AIM: Go through the entries below and copy each line containing the word "this".
== PROVIDED MATERIAL ==
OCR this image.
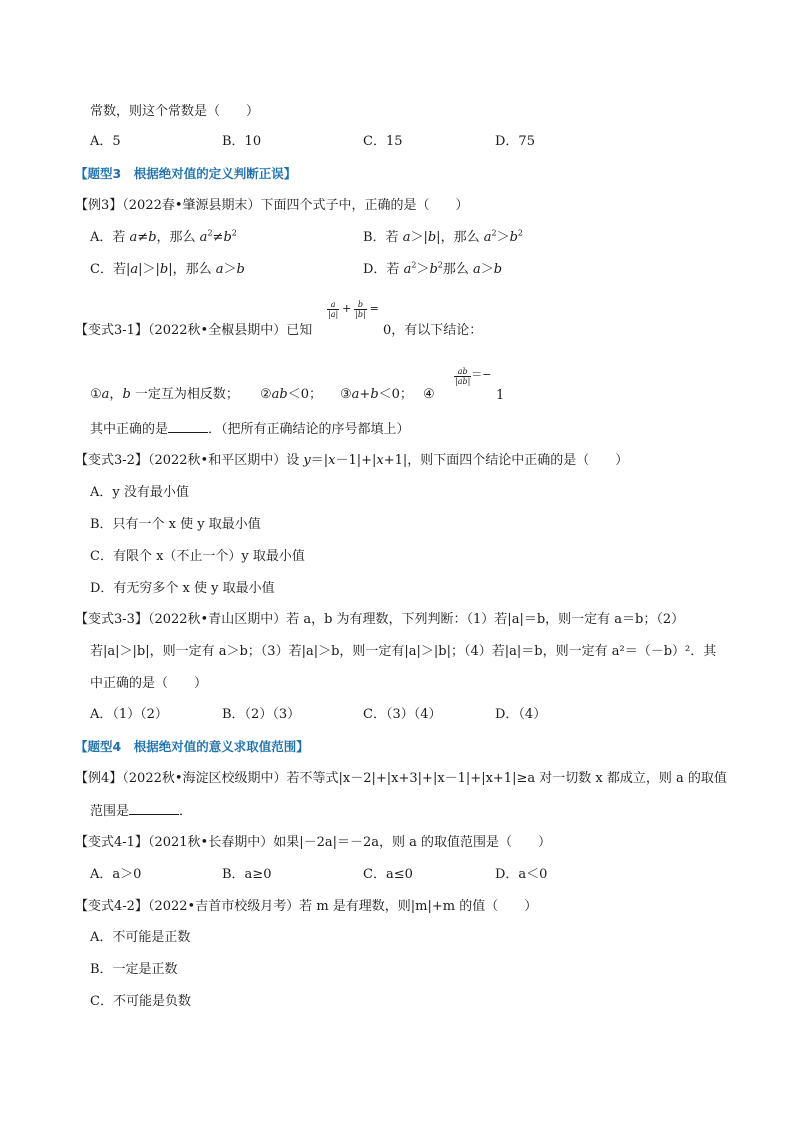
常数，则这个常数是（　　）
A．5	B．10	C．15	D．75
【题型3　根据绝对值的定义判断正误】
【例3】（2022春•肇源县期末）下面四个式子中，正确的是（　　）
A．若 a≠b，那么 $a^2\ne b^2$	B．若 a＞|b|，那么 $a^2>b^2$
C．若|a|＞|b|，那么 a＞b	D．若 $a^2>b^2$那么 a＞b
【变式3-1】（2022秋•全椒县期中）已知
$\frac{a}{|a|} + \frac{b}{|b|}$ =
0，有以下结论：
①a，b 一定互为相反数； ②ab＜0； ③a+b＜0； ④
$\frac{ab}{|ab|}$ ＝−
1
其中正确的是	．（把所有正确结论的序号都填上）
【变式3-2】（2022秋•和平区期中）设 y＝|x－1|+|x+1|，则下面四个结论中正确的是（　　）
A．y 没有最小值
B．只有一个 x 使 y 取最小值
C．有限个 x（不止一个）y 取最小值
D．有无穷多个 x 使 y 取最小值
【变式3-3】（2022秋•青山区期中）若 a，b 为有理数，下列判断：（1）若|a|＝b，则一定有 a＝b；（2）
若|a|＞|b|，则一定有 a＞b；（3）若|a|＞b，则一定有|a|＞|b|；（4）若|a|＝b，则一定有 a²＝（－b）²．其
中正确的是（　　）
A．（1）（2）	B．（2）（3）	C．（3）（4）	D．（4）
【题型4　根据绝对值的意义求取值范围】
【例4】（2022秋•海淀区校级期中）若不等式|x－2|+|x+3|+|x－1|+|x+1|≥a 对一切数 x 都成立，则 a 的取值
范围是	．
【变式4-1】（2021秋•长春期中）如果|－2a|＝－2a，则 a 的取值范围是（　　）
A．a＞0	B．a≥0	C．a≤0	D．a＜0
【变式4-2】（2022•吉首市校级月考）若 m 是有理数，则|m|+m 的值（　　）
A．不可能是正数
B．一定是正数
C．不可能是负数
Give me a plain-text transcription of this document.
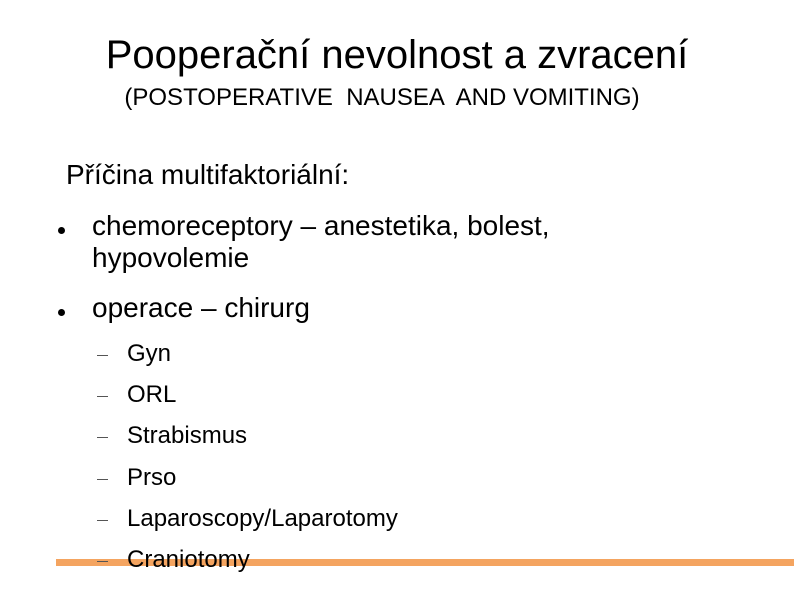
Pooperační nevolnost a zvracení
(POSTOPERATIVE  NAUSEA  AND VOMITING)
Příčina multifaktoriální:
chemoreceptory – anestetika, bolest, hypovolemie
operace – chirurg
Gyn
ORL
Strabismus
Prso
Laparoscopy/Laparotomy
Craniotomy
===
FULL RESPONSE:
OCR this image.
Give me a plain-text transcription of this document.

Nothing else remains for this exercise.